### SHORT PROBLEM
Sort through the entries below and pull out lines containing the word "迈尔斯的".

(Saved entries)
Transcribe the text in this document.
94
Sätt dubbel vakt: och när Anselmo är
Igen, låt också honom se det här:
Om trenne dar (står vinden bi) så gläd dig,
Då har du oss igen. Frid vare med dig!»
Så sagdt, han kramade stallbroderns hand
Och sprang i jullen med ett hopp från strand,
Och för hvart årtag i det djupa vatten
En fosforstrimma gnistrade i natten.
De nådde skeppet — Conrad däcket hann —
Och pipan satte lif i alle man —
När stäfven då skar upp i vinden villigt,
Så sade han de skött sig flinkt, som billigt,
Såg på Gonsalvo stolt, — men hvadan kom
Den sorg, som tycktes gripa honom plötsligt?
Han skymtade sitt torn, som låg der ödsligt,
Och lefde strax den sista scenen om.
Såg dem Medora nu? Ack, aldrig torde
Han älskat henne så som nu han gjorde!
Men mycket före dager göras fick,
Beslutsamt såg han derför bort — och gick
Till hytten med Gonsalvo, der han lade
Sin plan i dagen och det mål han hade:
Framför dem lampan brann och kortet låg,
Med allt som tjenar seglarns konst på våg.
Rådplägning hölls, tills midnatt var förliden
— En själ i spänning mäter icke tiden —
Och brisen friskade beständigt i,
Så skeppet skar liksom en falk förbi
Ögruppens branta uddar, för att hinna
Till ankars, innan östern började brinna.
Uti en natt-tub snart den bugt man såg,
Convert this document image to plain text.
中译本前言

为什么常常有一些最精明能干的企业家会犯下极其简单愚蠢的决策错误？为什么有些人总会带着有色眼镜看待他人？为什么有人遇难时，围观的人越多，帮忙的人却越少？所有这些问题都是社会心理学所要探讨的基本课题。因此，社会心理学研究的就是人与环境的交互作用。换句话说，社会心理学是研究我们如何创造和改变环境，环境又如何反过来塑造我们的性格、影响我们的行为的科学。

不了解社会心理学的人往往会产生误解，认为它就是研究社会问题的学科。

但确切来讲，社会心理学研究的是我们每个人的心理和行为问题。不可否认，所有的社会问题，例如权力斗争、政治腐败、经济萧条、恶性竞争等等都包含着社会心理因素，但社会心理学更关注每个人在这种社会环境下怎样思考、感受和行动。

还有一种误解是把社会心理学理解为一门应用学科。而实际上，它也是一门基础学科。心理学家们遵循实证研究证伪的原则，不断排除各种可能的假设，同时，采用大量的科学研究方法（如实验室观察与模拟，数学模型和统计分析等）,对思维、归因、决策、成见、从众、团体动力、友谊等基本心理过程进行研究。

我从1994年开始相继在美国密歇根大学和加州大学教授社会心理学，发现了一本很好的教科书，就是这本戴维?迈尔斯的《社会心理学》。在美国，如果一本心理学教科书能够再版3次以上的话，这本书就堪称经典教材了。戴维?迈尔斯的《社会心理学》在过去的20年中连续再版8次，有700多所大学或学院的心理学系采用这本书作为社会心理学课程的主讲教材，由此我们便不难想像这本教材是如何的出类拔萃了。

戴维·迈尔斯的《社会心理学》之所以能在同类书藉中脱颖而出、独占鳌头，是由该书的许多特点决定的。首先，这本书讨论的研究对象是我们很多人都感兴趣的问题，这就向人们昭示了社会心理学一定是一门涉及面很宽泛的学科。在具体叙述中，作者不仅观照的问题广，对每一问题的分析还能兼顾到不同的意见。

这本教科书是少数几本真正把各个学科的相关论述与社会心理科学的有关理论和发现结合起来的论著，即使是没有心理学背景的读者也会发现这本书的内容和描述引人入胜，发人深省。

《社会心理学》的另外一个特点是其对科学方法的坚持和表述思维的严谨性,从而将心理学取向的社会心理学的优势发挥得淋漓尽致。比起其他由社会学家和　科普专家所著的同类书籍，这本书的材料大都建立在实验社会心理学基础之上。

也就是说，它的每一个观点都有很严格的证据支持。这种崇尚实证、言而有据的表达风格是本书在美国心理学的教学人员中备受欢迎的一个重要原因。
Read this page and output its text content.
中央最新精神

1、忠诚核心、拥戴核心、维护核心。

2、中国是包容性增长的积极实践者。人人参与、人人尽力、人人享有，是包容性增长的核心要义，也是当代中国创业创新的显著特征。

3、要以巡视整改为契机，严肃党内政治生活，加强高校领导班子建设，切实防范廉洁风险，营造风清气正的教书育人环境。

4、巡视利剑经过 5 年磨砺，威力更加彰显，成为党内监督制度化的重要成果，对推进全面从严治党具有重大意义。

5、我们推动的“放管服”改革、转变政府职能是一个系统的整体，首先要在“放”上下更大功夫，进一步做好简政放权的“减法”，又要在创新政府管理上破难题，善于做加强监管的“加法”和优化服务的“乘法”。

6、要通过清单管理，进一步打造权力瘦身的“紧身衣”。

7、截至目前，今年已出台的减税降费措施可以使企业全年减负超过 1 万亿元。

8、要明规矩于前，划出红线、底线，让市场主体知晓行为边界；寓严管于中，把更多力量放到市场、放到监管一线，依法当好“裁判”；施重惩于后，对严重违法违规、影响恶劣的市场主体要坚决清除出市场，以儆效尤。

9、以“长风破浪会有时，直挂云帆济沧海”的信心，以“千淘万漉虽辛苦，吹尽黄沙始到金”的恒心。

### SOLUTION
我从1994年开始相继在美国密歇根大学和加州大学教授社会心理学，发现了一本很好的教科书，就是这本戴维?迈尔斯的《社会心理学》。在美国，如果一本心理学教科书能够再版3次以上的话，这本书就堪称经典教材了。戴维?迈尔斯的《社会心理学》在过去的20年中连续再版8次，有700多所大学或学院的心理学系采用这本书作为社会心理学课程的主讲教材，由此我们便不难想像这本教材是如何的出类拔萃了。
戴维·迈尔斯的《社会心理学》之所以能在同类书藉中脱颖而出、独占鳌头，是由该书的许多特点决定的。首先，这本书讨论的研究对象是我们很多人都感兴趣的问题，这就向人们昭示了社会心理学一定是一门涉及面很宽泛的学科。在具体叙述中，作者不仅观照的问题广，对每一问题的分析还能兼顾到不同的意见。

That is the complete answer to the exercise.